++++ Dataset rows ++++

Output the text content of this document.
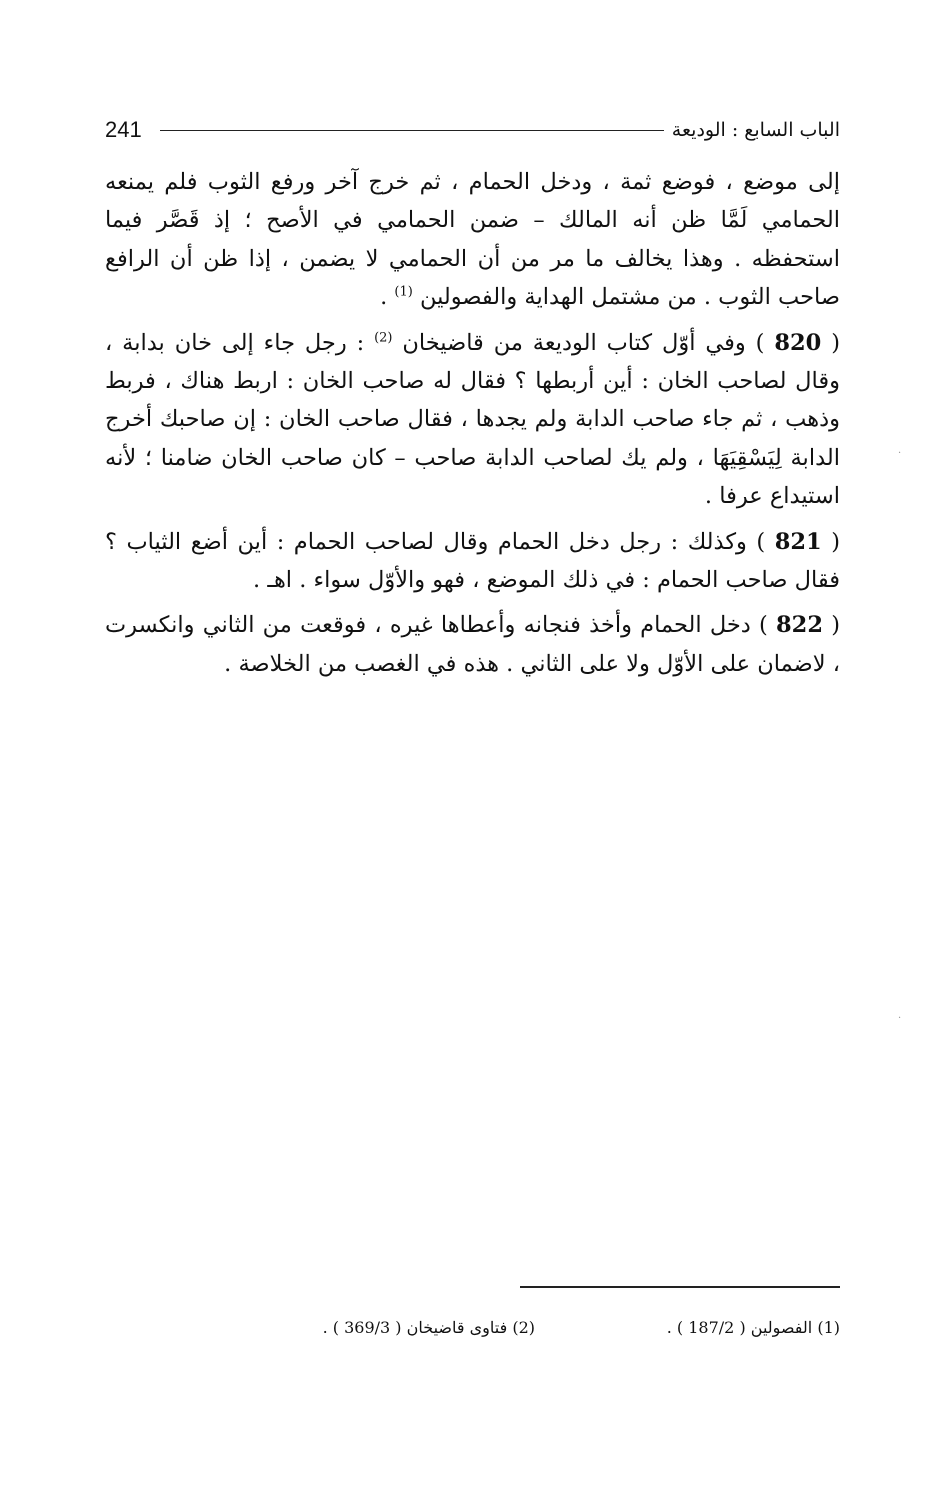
241	الباب السابع : الوديعة

إلى موضع ، فوضع ثمة ، ودخل الحمام ، ثم خرج آخر ورفع الثوب فلم يمنعه الحمامي لَمَّا ظن أنه المالك – ضمن الحمامي في الأصح ؛ إذ قَصَّر فيما استحفظه . وهذا يخالف ما مر من أن الحمامي لا يضمن ، إذا ظن أن الرافع صاحب الثوب . من مشتمل الهداية والفصولين $^{(1)}$ .

( 820 ) وفي أوّل كتاب الوديعة من قاضيخان $^{(2)}$ : رجل جاء إلى خان بدابة ، وقال لصاحب الخان : أين أربطها ؟ فقال له صاحب الخان : اربط هناك ، فربط وذهب ، ثم جاء صاحب الدابة ولم يجدها ، فقال صاحب الخان : إن صاحبك أخرج الدابة لِيَسْقِيَهَا ، ولم يك لصاحب الدابة صاحب – كان صاحب الخان ضامنا ؛ لأنه استيداع عرفا .

( 821 ) وكذلك : رجل دخل الحمام وقال لصاحب الحمام : أين أضع الثياب ؟ فقال صاحب الحمام : في ذلك الموضع ، فهو والأوّل سواء . اهـ .

( 822 ) دخل الحمام وأخذ فنجانه وأعطاها غيره ، فوقعت من الثاني وانكسرت ، لاضمان على الأوّل ولا على الثاني . هذه في الغصب من الخلاصة .

(1) الفصولين ( 187/2 ) .
(2) فتاوى قاضيخان ( 369/3 ) .
·
·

++++

• **Directive**:
Filter the records down to the lines that contain the string "وقال", and copy those lines.

• **Written response**:
( 820 ) وفي أوّل كتاب الوديعة من قاضيخان $^{(2)}$ : رجل جاء إلى خان بدابة ، وقال لصاحب الخان : أين أربطها ؟ فقال له صاحب الخان : اربط هناك ، فربط وذهب ، ثم جاء صاحب الدابة ولم يجدها ، فقال صاحب الخان : إن صاحبك أخرج الدابة لِيَسْقِيَهَا ، ولم يك لصاحب الدابة صاحب – كان صاحب الخان ضامنا ؛ لأنه استيداع عرفا .
( 821 ) وكذلك : رجل دخل الحمام وقال لصاحب الحمام : أين أضع الثياب ؟ فقال صاحب الحمام : في ذلك الموضع ، فهو والأوّل سواء . اهـ .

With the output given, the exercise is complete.